BEGIN Records for this task
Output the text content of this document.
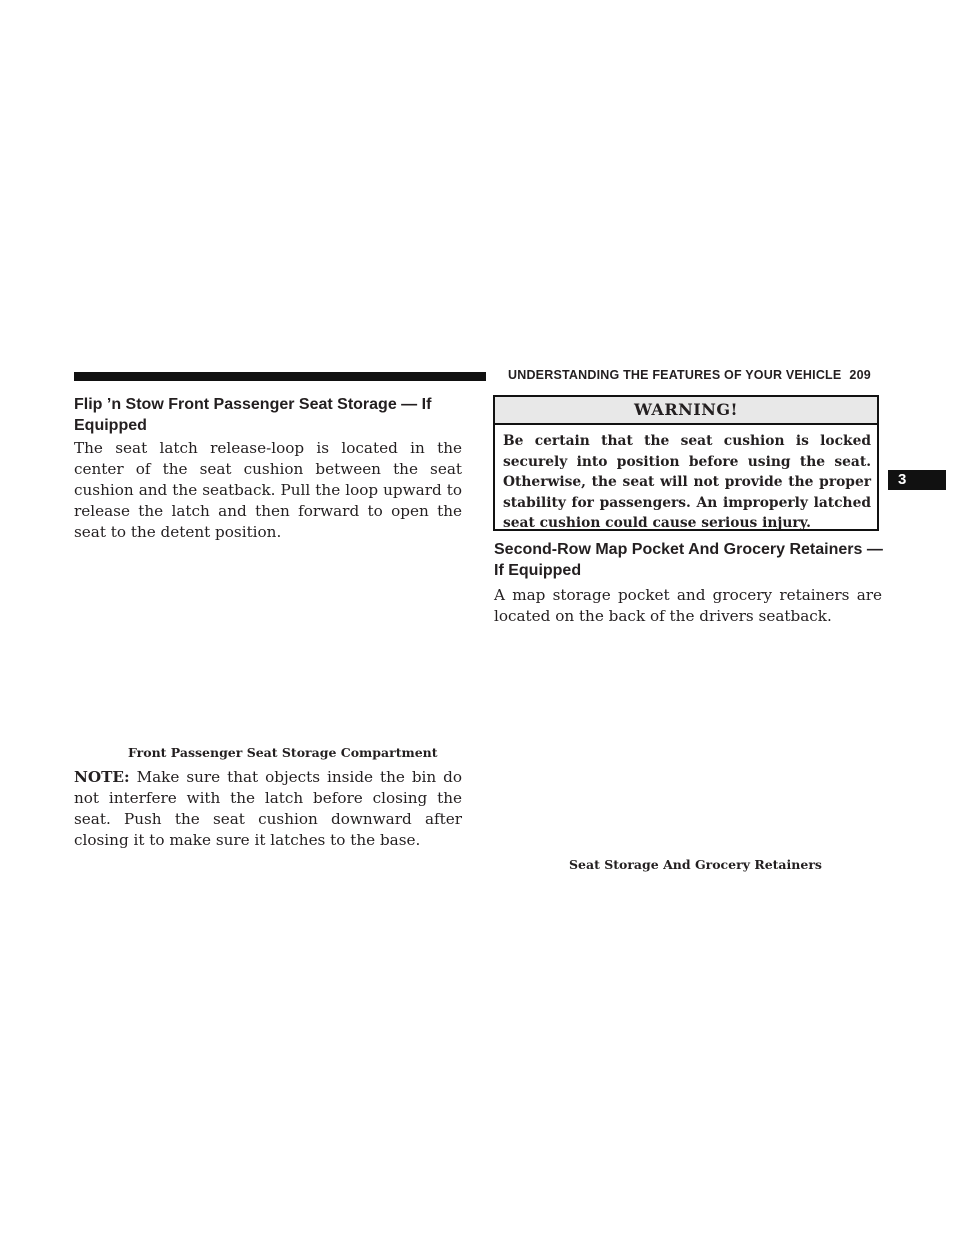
UNDERSTANDING THE FEATURES OF YOUR VEHICLE 209
3
Flip ’n Stow Front Passenger Seat Storage — If Equipped

The seat latch release-loop is located in the center of the seat cushion between the seat cushion and the seatback. Pull the loop upward to release the latch and then forward to open the seat to the detent position.

Front Passenger Seat Storage Compartment

NOTE: Make sure that objects inside the bin do not interfere with the latch before closing the seat. Push the seat cushion downward after closing it to make sure it latches to the base.

WARNING!

Be certain that the seat cushion is locked securely into position before using the seat. Otherwise, the seat will not provide the proper stability for passengers. An improperly latched seat cushion could cause serious injury.

Second-Row Map Pocket And Grocery Retainers — If Equipped

A map storage pocket and grocery retainers are located on the back of the drivers seatback.

Seat Storage And Grocery Retainers
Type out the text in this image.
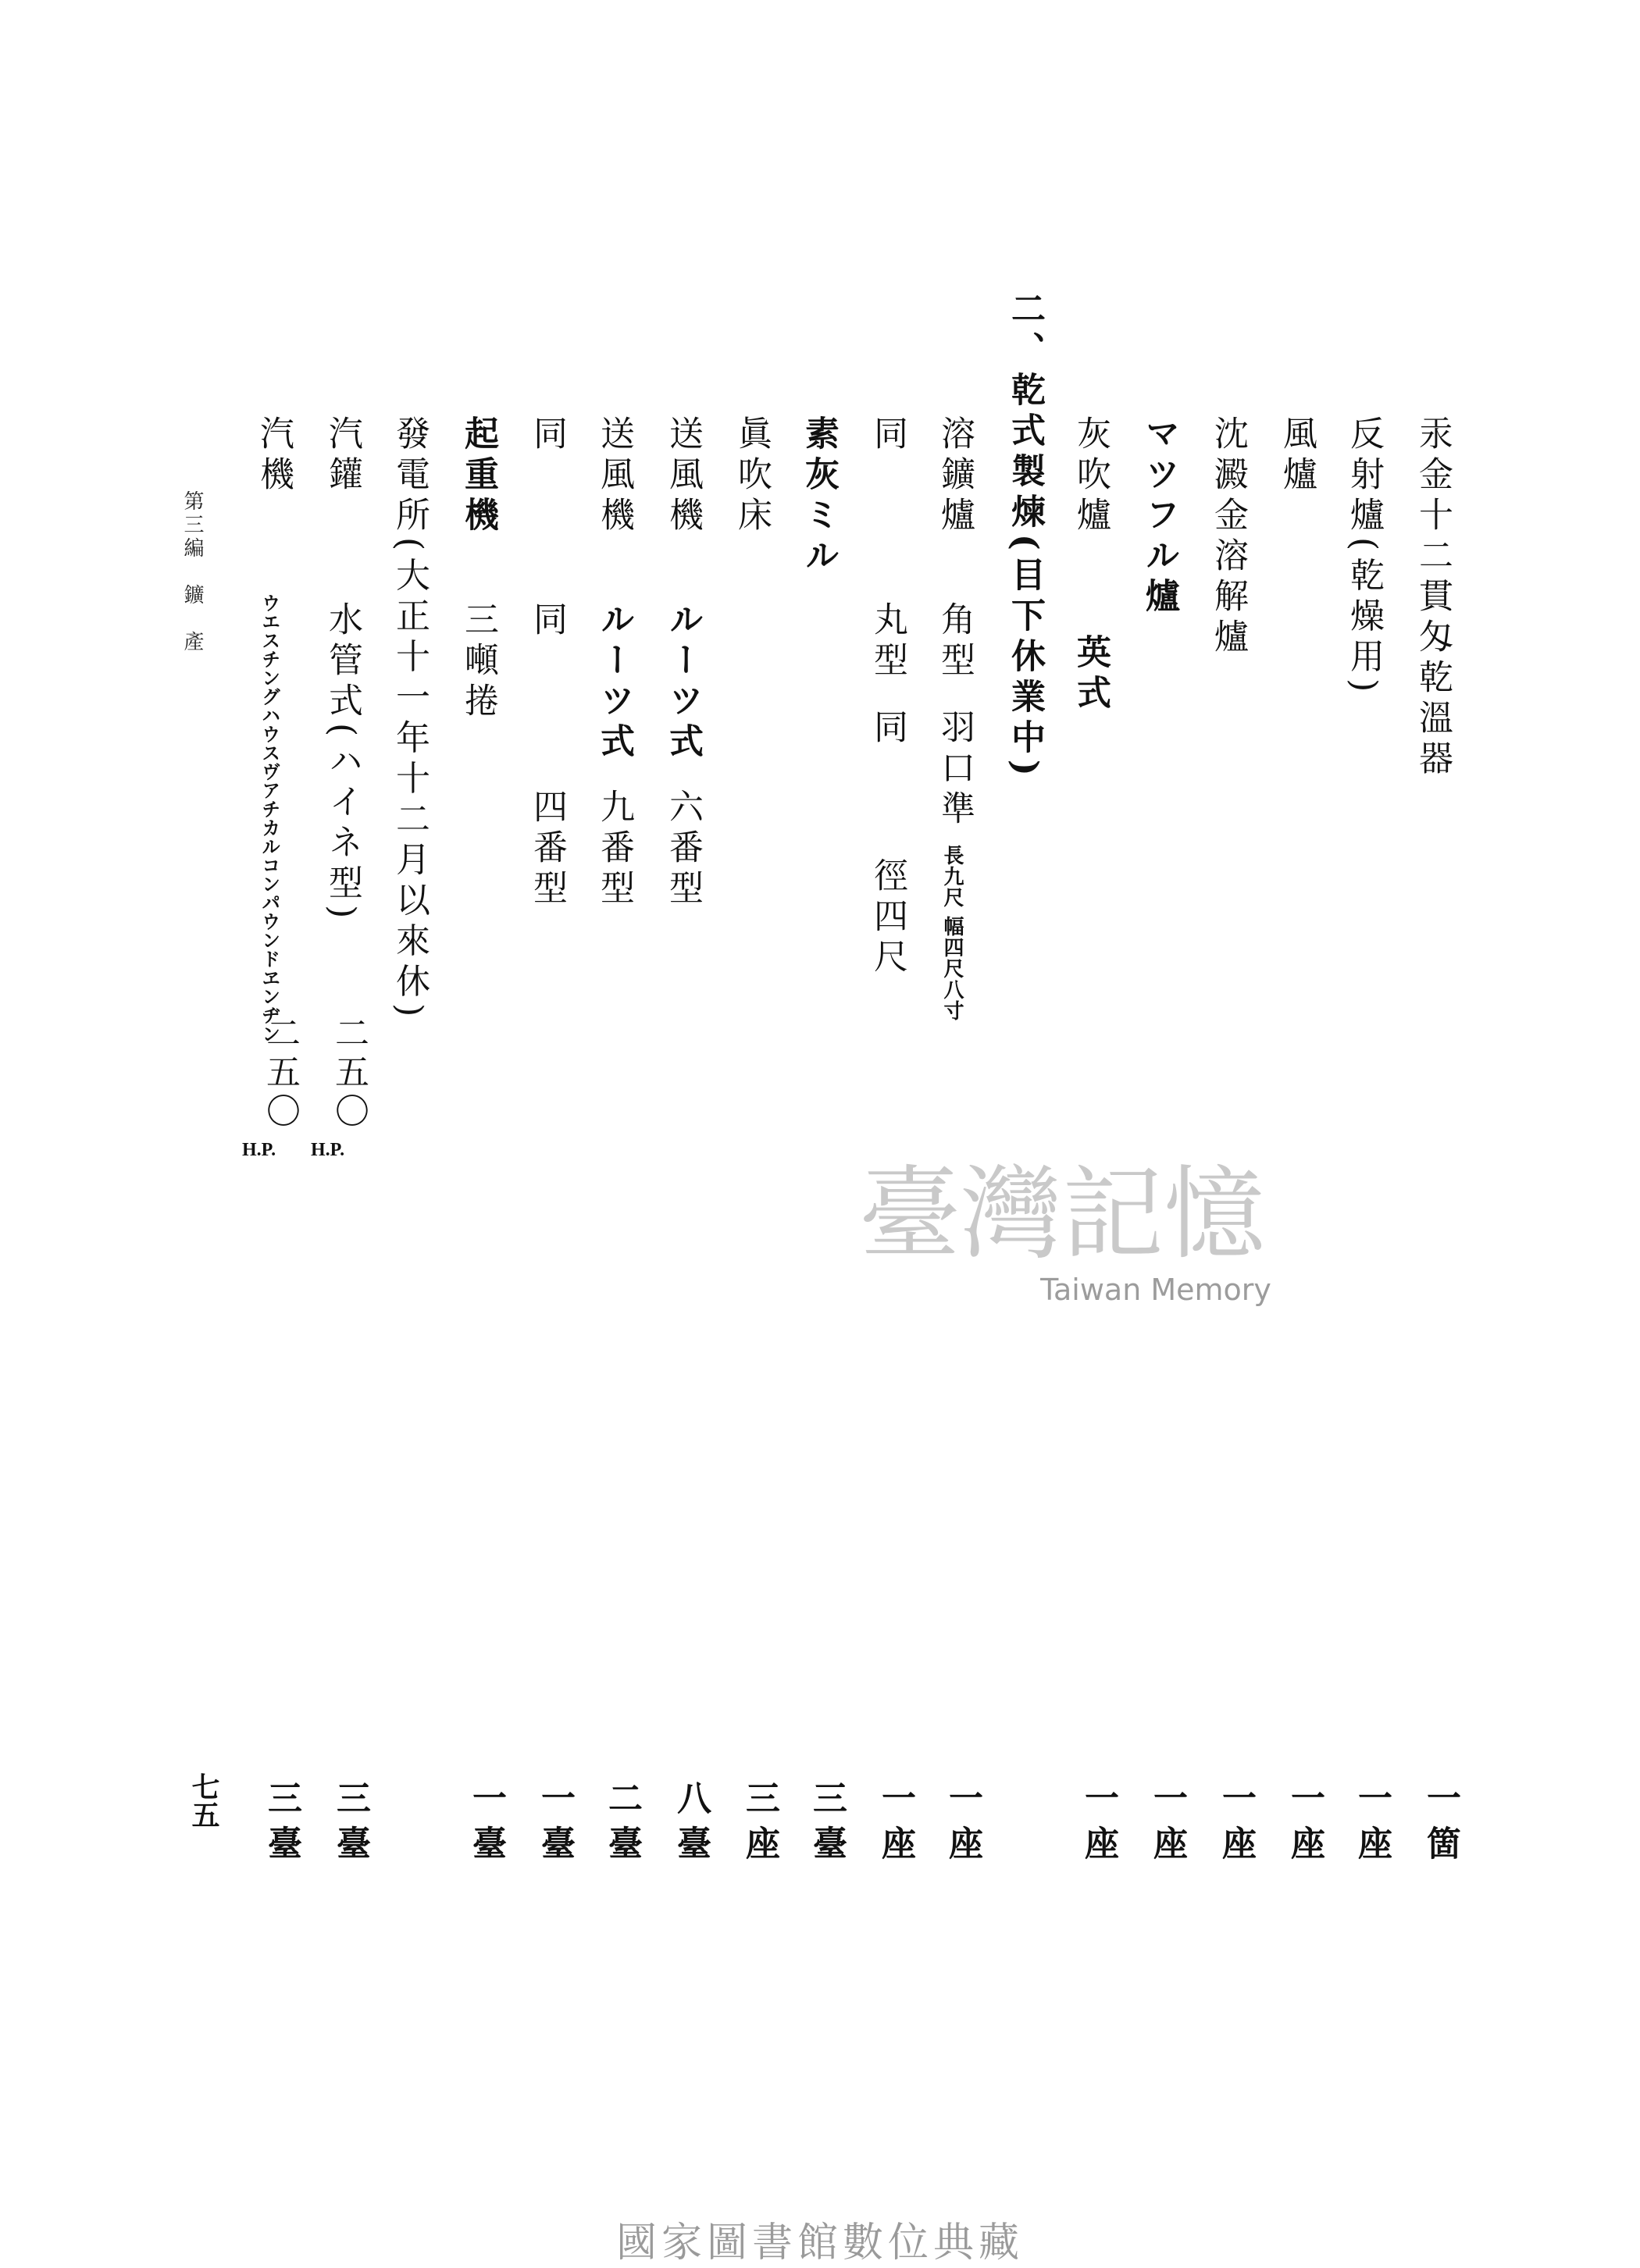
汞金十二貫匁乾溫器
反射爐(乾燥用)
風爐
沈澱金溶解爐
マツフル爐
灰吹爐
英式
二、乾式製煉(目下休業中)
溶鑛爐
角型
羽口準
長九尺 幅四尺八寸
同
丸型
同
徑四尺
素灰ミル
眞吹床
送風機
ルーツ式
六番型
送風機
ルーツ式
九番型
同
同
四番型
起重機
三噸捲
發電所(大正十一年十二月以來休)
汽鑵
水管式(ハイネ型)
二五〇
H.P.
汽機
ウエスチングハウスヴアチカルコンパウンドヱンヂン
二五〇
H.P.
一箇
一座
一座
一座
一座
一座
一座
一座
三臺
三座
八臺
二臺
一臺
一臺
三臺
三臺
第三編　鑛　產
七五
臺灣記憶
Taiwan Memory
國家圖書館數位典藏
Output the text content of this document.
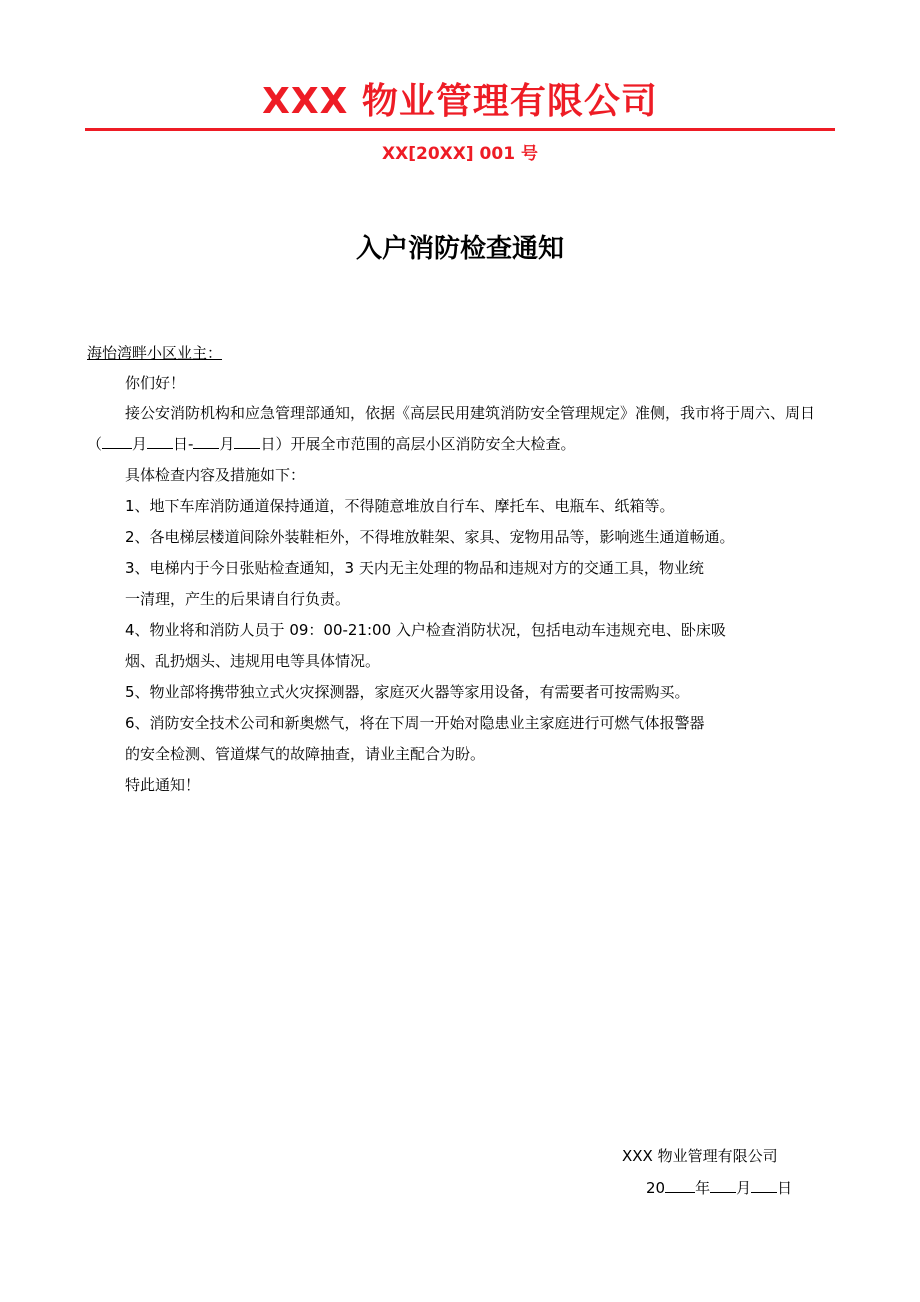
XXX 物业管理有限公司
XX[20XX] 001 号
入户消防检查通知
海怡湾畔小区业主：
你们好！
接公安消防机构和应急管理部通知，依据《高层民用建筑消防安全管理规定》准侧，我市将于周六、周日
（ 月 日- 月 日）开展全市范围的高层小区消防安全大检查。
具体检查内容及措施如下：
1、地下车库消防通道保持通道，不得随意堆放自行车、摩托车、电瓶车、纸箱等。
2、各电梯层楼道间除外装鞋柜外，不得堆放鞋架、家具、宠物用品等，影响逃生通道畅通。
3、电梯内于今日张贴检查通知，3 天内无主处理的物品和违规对方的交通工具，物业统
一清理，产生的后果请自行负责。
4、物业将和消防人员于 09：00-21:00 入户检查消防状况，包括电动车违规充电、卧床吸
烟、乱扔烟头、违规用电等具体情况。
5、物业部将携带独立式火灾探测器，家庭灭火器等家用设备，有需要者可按需购买。
6、消防安全技术公司和新奥燃气，将在下周一开始对隐患业主家庭进行可燃气体报警器
的安全检测、管道煤气的故障抽查，请业主配合为盼。
特此通知！
XXX 物业管理有限公司
20 年 月 日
END Records for this task
## Work to complete
Make an exact copy of the records shown above, without the pictures.

## Response to the exercise
Output the text content of this document.
UNDERSTANDING THE FEATURES OF YOUR VEHICLE 209
3
Flip ’n Stow Front Passenger Seat Storage — If Equipped

The seat latch release-loop is located in the center of the seat cushion between the seat cushion and the seatback. Pull the loop upward to release the latch and then forward to open the seat to the detent position.

Front Passenger Seat Storage Compartment

NOTE: Make sure that objects inside the bin do not interfere with the latch before closing the seat. Push the seat cushion downward after closing it to make sure it latches to the base.

WARNING!

Be certain that the seat cushion is locked securely into position before using the seat. Otherwise, the seat will not provide the proper stability for passengers. An improperly latched seat cushion could cause serious injury.

Second-Row Map Pocket And Grocery Retainers — If Equipped

A map storage pocket and grocery retainers are located on the back of the drivers seatback.

Seat Storage And Grocery Retainers
Type out the text in this image.
汞金十二貫匁乾溫器
反射爐(乾燥用)
風爐
沈澱金溶解爐
マツフル爐
灰吹爐
英式
二、乾式製煉(目下休業中)
溶鑛爐
角型
羽口準
長九尺 幅四尺八寸
同
丸型
同
徑四尺
素灰ミル
眞吹床
送風機
ルーツ式
六番型
送風機
ルーツ式
九番型
同
同
四番型
起重機
三噸捲
發電所(大正十一年十二月以來休)
汽鑵
水管式(ハイネ型)
二五〇
H.P.
汽機
ウエスチングハウスヴアチカルコンパウンドヱンヂン
二五〇
H.P.
一箇
一座
一座
一座
一座
一座
一座
一座
三臺
三座
八臺
二臺
一臺
一臺
三臺
三臺
第三編　鑛　產
七五
臺灣記憶
Taiwan Memory
國家圖書館數位典藏
Output the text content of this document.
XXX 物业管理有限公司
XX[20XX] 001 号
入户消防检查通知
海怡湾畔小区业主：
你们好！
接公安消防机构和应急管理部通知，依据《高层民用建筑消防安全管理规定》准侧，我市将于周六、周日
（ 月 日- 月 日）开展全市范围的高层小区消防安全大检查。
具体检查内容及措施如下：
1、地下车库消防通道保持通道，不得随意堆放自行车、摩托车、电瓶车、纸箱等。
2、各电梯层楼道间除外装鞋柜外，不得堆放鞋架、家具、宠物用品等，影响逃生通道畅通。
3、电梯内于今日张贴检查通知，3 天内无主处理的物品和违规对方的交通工具，物业统
一清理，产生的后果请自行负责。
4、物业将和消防人员于 09：00-21:00 入户检查消防状况，包括电动车违规充电、卧床吸
烟、乱扔烟头、违规用电等具体情况。
5、物业部将携带独立式火灾探测器，家庭灭火器等家用设备，有需要者可按需购买。
6、消防安全技术公司和新奥燃气，将在下周一开始对隐患业主家庭进行可燃气体报警器
的安全检测、管道煤气的故障抽查，请业主配合为盼。
特此通知！
XXX 物业管理有限公司
20 年 月 日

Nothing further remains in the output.